(A run of records)
+-------+

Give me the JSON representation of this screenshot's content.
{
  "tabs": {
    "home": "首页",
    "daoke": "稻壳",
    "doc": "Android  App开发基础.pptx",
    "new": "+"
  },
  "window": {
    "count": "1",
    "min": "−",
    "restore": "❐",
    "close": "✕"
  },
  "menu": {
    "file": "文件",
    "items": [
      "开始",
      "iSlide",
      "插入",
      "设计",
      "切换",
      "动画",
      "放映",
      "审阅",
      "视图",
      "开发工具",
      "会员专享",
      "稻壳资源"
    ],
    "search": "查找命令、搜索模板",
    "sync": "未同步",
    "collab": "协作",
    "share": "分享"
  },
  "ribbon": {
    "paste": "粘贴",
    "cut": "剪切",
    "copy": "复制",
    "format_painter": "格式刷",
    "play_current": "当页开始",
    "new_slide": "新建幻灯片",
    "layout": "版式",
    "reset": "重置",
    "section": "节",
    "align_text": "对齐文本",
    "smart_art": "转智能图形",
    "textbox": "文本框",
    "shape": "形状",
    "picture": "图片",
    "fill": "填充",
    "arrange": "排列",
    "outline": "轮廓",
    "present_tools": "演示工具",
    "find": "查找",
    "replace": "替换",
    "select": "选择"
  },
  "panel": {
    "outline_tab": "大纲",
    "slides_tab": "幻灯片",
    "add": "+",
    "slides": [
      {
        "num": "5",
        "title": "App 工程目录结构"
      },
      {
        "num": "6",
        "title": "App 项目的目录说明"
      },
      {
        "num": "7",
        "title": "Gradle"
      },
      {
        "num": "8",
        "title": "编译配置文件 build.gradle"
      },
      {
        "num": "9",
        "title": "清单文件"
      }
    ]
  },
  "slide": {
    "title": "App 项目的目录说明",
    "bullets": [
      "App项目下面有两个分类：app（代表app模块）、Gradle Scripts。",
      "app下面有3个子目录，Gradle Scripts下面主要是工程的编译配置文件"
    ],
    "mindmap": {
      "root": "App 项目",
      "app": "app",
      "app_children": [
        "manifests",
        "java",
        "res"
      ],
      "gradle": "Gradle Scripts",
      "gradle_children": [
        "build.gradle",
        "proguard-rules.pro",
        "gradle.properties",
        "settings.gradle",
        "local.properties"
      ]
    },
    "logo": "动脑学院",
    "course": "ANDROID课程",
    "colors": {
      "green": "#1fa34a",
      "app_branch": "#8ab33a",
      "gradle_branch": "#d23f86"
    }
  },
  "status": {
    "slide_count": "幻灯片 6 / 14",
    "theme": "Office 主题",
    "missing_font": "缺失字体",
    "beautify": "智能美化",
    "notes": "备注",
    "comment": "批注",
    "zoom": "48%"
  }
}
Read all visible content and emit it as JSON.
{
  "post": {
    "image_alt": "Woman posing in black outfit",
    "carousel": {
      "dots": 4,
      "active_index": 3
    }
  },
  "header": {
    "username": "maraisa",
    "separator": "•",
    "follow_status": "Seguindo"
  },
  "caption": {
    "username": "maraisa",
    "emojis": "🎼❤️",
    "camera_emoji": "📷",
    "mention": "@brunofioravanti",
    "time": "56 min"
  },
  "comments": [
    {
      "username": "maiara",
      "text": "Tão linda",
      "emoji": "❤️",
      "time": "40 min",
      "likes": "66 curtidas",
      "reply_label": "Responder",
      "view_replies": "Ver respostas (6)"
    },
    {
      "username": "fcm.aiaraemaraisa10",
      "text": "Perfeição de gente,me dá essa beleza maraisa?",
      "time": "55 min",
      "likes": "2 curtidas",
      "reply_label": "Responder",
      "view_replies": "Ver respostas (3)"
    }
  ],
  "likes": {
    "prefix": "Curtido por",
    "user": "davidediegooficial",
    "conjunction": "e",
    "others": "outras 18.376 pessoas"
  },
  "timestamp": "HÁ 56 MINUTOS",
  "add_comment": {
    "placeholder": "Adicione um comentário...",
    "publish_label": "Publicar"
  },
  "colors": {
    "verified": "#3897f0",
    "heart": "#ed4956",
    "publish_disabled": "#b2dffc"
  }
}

+-------+

WRITTEN INSTRUCTION
Say, as a single number and nothing more, how many lines of the entries contain the word "title".

ANSWER BELOW
6